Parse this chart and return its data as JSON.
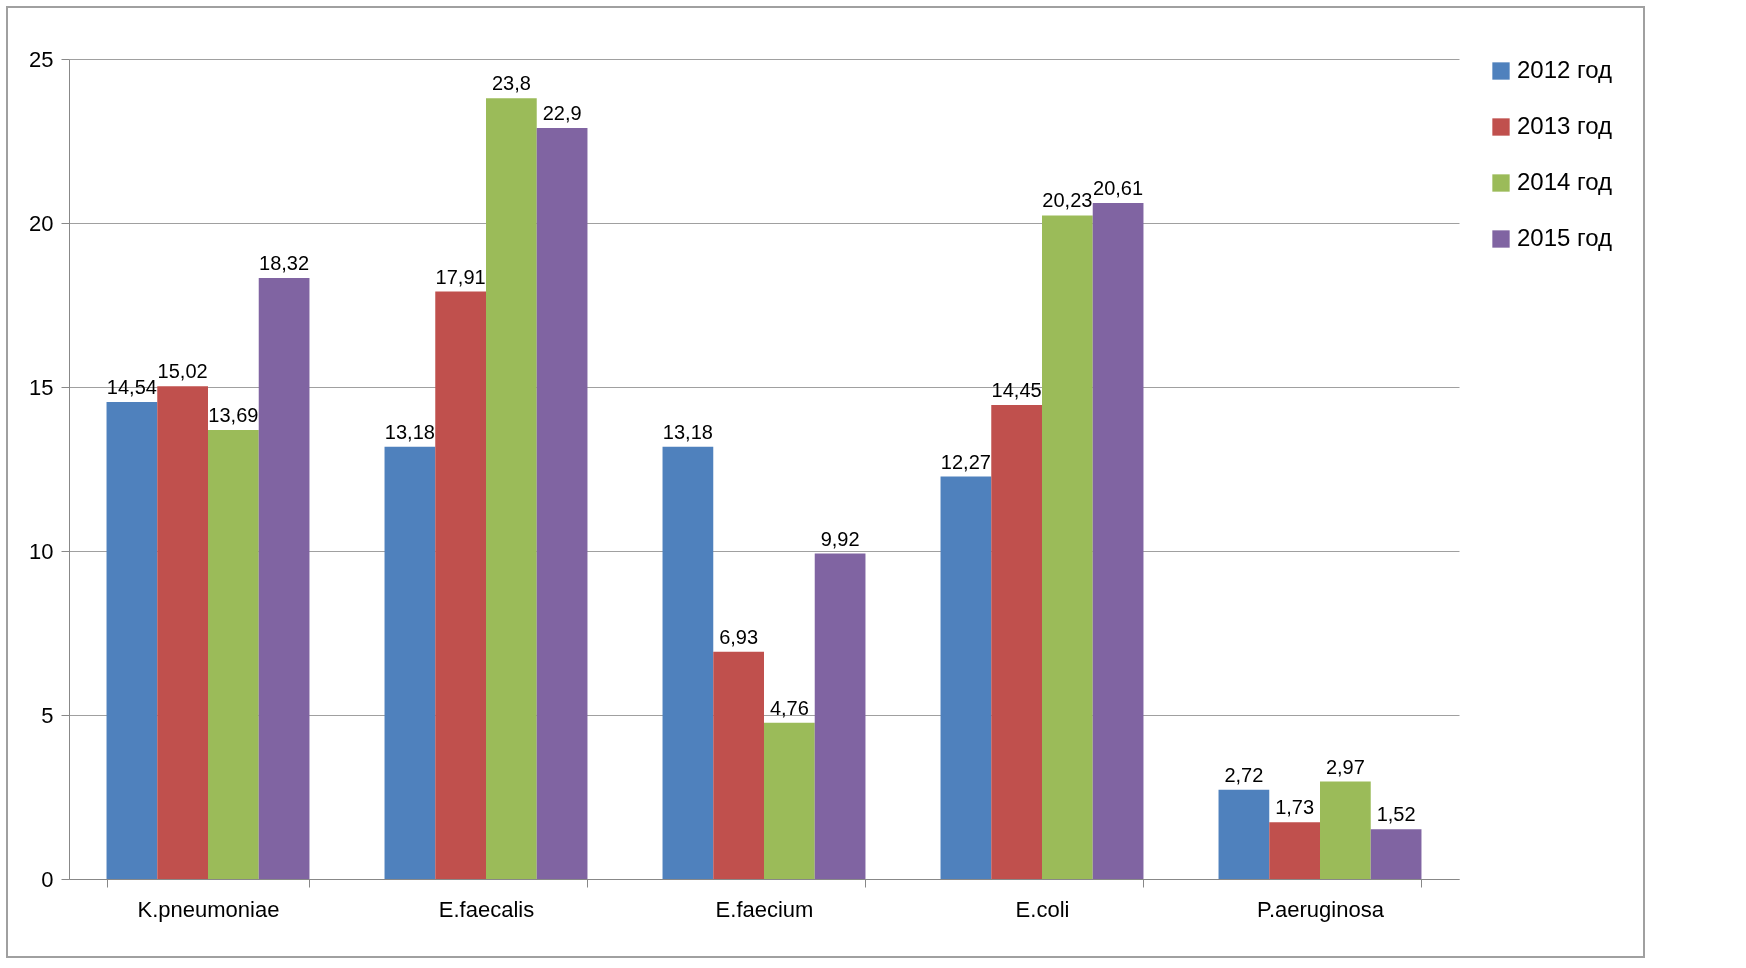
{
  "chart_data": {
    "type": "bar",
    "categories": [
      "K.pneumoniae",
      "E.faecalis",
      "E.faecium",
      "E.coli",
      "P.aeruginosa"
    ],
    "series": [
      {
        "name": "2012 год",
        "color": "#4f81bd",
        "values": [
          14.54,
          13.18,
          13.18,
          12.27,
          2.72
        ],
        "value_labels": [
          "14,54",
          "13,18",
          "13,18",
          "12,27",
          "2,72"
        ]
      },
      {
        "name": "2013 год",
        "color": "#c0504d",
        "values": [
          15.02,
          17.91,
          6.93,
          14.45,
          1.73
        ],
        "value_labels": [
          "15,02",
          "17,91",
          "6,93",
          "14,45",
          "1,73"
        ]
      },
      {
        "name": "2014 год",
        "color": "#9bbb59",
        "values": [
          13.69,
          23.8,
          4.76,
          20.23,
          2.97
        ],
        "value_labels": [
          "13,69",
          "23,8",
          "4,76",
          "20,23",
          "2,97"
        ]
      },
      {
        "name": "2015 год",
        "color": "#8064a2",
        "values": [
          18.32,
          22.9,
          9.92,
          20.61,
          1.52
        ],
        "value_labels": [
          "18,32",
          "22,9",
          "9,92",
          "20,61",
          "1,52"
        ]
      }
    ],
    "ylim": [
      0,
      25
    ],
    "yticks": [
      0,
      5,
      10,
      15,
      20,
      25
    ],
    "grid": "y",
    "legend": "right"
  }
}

● **WHAT NEEDS TO BE DONE**: Pull every line containing "name" from the data.

● **SOLUTION FOR THIS TASK**:
        "name": "2012 год",
        "name": "2013 год",
        "name": "2014 год",
        "name": "2015 год",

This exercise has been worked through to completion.